INPUT DATA
# # #

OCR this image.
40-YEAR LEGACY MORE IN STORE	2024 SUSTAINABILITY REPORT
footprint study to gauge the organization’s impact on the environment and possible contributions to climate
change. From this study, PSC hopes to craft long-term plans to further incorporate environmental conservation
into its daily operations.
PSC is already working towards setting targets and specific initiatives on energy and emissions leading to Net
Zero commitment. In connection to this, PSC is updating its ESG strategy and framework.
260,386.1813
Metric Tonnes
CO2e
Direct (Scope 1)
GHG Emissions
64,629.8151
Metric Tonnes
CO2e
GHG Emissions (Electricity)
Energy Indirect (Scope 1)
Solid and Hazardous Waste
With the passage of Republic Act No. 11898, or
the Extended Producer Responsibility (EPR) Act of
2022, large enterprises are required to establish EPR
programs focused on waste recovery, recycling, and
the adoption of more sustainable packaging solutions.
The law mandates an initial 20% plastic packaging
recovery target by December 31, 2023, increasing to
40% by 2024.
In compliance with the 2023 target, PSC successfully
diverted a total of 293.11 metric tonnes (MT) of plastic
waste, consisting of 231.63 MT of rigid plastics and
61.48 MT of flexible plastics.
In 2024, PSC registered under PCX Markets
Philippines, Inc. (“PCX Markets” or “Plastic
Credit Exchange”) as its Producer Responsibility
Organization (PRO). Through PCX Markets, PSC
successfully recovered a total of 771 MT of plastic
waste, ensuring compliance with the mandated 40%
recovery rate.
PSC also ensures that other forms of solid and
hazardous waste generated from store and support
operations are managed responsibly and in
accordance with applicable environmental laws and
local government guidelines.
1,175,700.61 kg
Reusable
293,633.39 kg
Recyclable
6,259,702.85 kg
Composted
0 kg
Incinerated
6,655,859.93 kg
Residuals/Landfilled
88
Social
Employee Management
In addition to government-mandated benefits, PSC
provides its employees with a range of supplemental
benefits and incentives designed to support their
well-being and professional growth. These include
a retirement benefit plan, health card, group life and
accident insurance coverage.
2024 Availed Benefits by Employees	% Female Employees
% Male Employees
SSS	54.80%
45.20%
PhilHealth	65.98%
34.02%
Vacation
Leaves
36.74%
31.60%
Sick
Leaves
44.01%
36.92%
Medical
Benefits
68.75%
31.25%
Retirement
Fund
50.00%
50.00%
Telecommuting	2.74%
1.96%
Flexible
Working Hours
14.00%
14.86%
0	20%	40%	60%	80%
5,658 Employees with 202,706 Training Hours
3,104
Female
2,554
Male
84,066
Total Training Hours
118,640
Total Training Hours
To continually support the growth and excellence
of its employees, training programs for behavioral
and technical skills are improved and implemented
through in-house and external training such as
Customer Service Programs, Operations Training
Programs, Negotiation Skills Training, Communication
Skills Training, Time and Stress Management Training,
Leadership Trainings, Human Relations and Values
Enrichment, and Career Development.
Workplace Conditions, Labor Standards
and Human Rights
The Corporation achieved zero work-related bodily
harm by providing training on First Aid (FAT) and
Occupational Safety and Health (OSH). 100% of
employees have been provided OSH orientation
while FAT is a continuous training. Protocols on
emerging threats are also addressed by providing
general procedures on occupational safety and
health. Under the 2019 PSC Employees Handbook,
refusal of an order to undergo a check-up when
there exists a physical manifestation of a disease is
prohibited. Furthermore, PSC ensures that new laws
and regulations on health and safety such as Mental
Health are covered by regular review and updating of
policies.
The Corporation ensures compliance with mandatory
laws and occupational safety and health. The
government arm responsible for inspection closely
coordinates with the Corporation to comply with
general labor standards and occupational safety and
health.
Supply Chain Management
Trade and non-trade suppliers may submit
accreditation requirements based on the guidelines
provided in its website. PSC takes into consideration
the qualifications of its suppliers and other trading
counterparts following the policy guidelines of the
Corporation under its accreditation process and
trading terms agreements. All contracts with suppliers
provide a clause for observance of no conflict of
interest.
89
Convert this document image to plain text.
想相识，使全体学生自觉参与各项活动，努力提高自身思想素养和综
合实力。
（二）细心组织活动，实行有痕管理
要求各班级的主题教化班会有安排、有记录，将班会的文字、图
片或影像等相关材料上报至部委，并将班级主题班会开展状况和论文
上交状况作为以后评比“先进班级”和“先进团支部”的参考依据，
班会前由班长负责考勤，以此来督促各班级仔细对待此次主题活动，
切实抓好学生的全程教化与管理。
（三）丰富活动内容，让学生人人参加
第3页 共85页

# # #

JOB
Copy out each line of the records where the string "Management" appears.

EXERCISE ANSWER
Employee Management
Skills Training, Time and Stress Management Training,
Supply Chain Management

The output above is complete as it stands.